Gather every line holding the string "trængte".

-- Begin Data supplied --

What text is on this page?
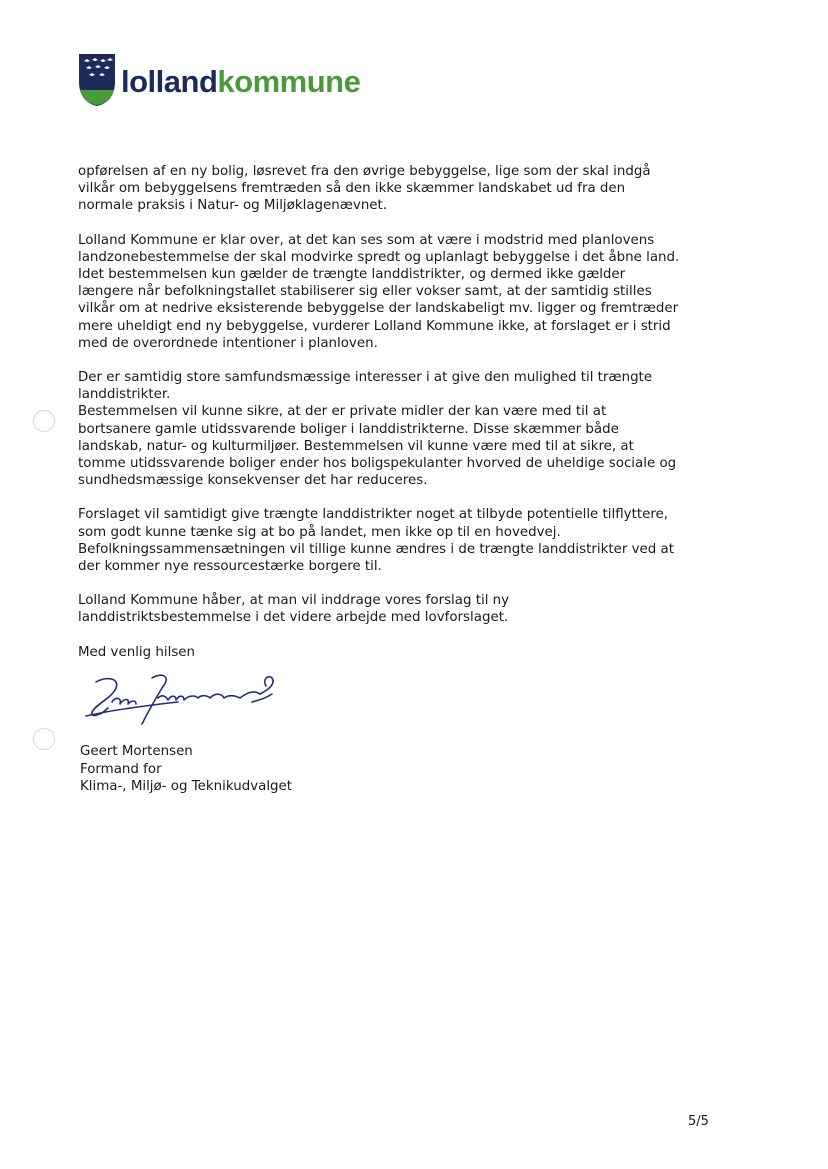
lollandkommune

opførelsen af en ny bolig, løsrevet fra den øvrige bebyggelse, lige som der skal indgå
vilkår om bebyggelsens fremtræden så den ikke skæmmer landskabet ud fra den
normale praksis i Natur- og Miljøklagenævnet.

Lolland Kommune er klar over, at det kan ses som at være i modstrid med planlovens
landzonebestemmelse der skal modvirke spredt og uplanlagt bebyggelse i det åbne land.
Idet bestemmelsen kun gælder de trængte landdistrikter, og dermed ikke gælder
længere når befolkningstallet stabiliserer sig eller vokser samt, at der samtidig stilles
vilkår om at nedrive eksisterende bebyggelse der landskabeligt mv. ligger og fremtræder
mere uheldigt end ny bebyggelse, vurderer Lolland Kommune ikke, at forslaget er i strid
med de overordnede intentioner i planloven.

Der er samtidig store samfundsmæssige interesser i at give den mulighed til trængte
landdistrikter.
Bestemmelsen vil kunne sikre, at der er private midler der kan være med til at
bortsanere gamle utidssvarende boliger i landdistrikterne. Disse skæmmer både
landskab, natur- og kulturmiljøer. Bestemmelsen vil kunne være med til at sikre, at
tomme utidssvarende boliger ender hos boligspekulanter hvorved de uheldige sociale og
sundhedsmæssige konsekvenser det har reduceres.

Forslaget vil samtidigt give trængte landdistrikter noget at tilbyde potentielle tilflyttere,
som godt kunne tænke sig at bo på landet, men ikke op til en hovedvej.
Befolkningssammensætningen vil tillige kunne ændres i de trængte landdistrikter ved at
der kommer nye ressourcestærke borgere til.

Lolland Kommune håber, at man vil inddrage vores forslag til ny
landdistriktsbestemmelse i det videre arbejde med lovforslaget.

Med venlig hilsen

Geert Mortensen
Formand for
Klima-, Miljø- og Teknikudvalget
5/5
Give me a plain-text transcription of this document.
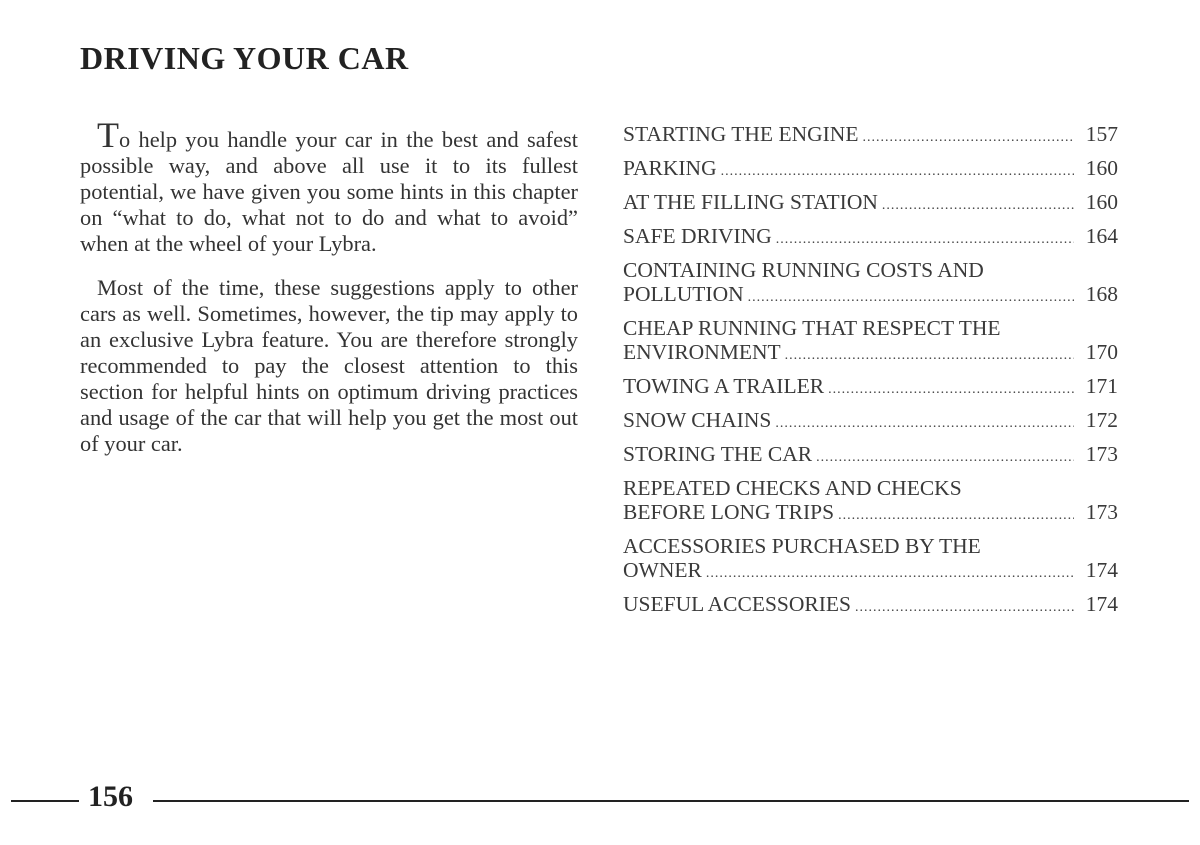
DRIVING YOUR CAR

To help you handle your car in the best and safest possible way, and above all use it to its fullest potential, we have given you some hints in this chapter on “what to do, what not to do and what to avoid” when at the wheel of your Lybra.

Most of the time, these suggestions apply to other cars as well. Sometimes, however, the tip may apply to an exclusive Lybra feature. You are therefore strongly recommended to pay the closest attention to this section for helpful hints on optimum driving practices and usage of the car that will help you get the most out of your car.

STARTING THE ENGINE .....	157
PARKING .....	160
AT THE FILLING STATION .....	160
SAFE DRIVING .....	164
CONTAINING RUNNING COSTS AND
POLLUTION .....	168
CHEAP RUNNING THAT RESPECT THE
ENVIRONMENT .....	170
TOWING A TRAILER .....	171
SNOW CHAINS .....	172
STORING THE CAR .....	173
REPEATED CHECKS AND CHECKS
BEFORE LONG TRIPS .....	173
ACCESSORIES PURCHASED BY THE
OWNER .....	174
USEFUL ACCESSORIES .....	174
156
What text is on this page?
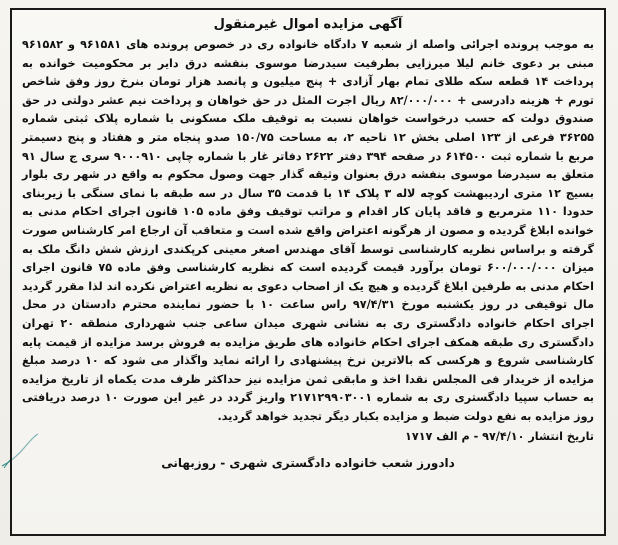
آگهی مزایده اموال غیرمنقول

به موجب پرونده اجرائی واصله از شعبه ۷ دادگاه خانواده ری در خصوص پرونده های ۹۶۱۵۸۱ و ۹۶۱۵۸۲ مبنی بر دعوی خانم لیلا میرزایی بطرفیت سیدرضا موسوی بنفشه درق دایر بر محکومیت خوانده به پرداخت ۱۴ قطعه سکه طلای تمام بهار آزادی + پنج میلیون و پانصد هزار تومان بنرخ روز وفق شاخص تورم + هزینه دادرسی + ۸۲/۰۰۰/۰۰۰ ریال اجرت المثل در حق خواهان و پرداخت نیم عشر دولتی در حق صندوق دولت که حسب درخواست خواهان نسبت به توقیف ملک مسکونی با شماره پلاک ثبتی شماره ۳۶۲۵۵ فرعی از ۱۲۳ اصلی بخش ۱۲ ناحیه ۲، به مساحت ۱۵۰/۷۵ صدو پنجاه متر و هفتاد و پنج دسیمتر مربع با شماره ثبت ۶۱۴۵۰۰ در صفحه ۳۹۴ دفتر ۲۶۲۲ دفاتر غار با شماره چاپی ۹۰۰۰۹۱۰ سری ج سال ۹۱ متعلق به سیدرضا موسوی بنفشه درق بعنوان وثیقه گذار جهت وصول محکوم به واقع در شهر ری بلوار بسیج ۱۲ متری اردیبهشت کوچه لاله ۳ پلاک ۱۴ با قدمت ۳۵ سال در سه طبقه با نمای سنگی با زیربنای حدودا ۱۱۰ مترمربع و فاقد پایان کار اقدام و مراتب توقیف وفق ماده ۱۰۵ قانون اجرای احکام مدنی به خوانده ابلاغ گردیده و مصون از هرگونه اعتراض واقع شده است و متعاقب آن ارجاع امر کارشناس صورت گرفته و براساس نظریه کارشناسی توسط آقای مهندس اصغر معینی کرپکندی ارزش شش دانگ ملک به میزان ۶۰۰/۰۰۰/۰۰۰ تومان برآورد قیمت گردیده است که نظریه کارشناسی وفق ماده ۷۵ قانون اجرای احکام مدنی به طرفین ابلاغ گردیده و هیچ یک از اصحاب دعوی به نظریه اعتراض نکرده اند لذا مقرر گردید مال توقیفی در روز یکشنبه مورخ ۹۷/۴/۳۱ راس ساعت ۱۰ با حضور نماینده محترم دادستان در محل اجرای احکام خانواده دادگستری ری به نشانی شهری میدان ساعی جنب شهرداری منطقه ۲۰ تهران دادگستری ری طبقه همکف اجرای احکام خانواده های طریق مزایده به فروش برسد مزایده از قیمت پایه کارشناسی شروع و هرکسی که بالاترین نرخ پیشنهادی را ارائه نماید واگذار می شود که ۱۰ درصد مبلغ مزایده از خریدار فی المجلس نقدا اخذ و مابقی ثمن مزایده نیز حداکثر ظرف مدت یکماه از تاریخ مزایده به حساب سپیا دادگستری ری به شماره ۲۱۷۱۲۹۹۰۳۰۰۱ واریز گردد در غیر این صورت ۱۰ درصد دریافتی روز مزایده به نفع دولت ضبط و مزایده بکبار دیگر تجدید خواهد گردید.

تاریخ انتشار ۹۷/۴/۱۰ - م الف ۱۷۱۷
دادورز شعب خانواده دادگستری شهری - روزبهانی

-- End Data supplied --

- _Task answer_:
Idet bestemmelsen kun gælder de trængte landdistrikter, og dermed ikke gælder
Der er samtidig store samfundsmæssige interesser i at give den mulighed til trængte
Forslaget vil samtidigt give trængte landdistrikter noget at tilbyde potentielle tilflyttere,
Befolkningssammensætningen vil tillige kunne ændres i de trængte landdistrikter ved at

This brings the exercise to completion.